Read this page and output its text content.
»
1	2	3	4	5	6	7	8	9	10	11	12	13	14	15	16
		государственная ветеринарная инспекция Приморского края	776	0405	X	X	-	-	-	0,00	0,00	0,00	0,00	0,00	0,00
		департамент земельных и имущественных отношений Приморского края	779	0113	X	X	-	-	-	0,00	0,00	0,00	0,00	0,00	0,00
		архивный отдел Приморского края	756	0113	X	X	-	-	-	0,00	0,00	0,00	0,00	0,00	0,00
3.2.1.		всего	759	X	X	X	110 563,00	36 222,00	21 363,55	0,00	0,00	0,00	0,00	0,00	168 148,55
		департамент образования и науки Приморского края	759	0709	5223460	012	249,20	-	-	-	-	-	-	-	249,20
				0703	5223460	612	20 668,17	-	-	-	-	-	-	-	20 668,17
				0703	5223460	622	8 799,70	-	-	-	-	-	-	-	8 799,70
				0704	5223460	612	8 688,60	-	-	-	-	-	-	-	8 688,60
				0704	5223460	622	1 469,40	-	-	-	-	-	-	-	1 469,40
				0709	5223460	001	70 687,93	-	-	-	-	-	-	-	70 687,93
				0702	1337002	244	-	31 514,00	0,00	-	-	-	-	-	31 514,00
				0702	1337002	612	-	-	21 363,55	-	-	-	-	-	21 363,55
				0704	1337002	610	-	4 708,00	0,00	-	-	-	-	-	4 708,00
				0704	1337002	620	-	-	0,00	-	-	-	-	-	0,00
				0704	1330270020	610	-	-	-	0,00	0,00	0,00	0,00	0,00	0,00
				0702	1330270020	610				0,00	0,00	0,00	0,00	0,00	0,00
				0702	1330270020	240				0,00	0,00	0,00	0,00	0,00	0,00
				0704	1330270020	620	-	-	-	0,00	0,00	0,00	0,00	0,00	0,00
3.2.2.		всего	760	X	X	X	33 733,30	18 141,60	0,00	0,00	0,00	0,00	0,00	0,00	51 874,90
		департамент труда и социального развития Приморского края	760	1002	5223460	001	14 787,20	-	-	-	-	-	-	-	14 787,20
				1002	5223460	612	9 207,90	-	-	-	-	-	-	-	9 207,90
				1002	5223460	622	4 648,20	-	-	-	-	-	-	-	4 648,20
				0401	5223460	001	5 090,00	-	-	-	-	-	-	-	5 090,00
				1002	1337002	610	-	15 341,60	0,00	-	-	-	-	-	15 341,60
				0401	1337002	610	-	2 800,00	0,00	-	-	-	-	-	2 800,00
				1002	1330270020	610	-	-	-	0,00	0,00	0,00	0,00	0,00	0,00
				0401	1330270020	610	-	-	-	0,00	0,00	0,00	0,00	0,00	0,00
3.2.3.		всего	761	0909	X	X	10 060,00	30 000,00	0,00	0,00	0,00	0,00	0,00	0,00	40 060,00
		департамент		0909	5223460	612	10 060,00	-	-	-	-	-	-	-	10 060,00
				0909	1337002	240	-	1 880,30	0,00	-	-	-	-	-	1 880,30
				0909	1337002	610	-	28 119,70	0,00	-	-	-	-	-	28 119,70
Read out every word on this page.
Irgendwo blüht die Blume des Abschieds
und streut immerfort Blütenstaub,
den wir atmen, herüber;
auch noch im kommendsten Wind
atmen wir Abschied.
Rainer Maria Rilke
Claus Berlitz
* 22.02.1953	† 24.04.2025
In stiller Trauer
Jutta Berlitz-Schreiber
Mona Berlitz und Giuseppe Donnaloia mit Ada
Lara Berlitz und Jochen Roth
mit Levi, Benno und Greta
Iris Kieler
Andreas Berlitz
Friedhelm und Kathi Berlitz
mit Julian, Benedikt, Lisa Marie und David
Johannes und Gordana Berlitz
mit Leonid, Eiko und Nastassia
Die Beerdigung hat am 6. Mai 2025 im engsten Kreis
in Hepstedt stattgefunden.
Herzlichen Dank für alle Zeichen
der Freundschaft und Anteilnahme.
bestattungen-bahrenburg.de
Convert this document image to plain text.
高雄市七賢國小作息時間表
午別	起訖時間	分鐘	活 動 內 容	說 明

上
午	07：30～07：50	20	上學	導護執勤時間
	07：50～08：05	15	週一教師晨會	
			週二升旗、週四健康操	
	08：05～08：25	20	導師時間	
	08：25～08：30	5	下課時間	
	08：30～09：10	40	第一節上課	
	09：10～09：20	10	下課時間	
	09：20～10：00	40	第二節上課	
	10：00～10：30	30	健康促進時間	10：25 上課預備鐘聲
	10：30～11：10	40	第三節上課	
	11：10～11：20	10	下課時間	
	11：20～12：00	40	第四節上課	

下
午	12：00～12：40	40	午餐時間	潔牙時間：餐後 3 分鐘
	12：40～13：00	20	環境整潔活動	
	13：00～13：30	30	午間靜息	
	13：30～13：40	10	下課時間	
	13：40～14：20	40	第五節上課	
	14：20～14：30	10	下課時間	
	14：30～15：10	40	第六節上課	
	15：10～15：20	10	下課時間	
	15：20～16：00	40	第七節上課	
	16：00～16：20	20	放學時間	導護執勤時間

## Instruction
Check each line of the data above for the word "atmen" and say how many lines contain it, giving nothing besides the number.

## The reply
2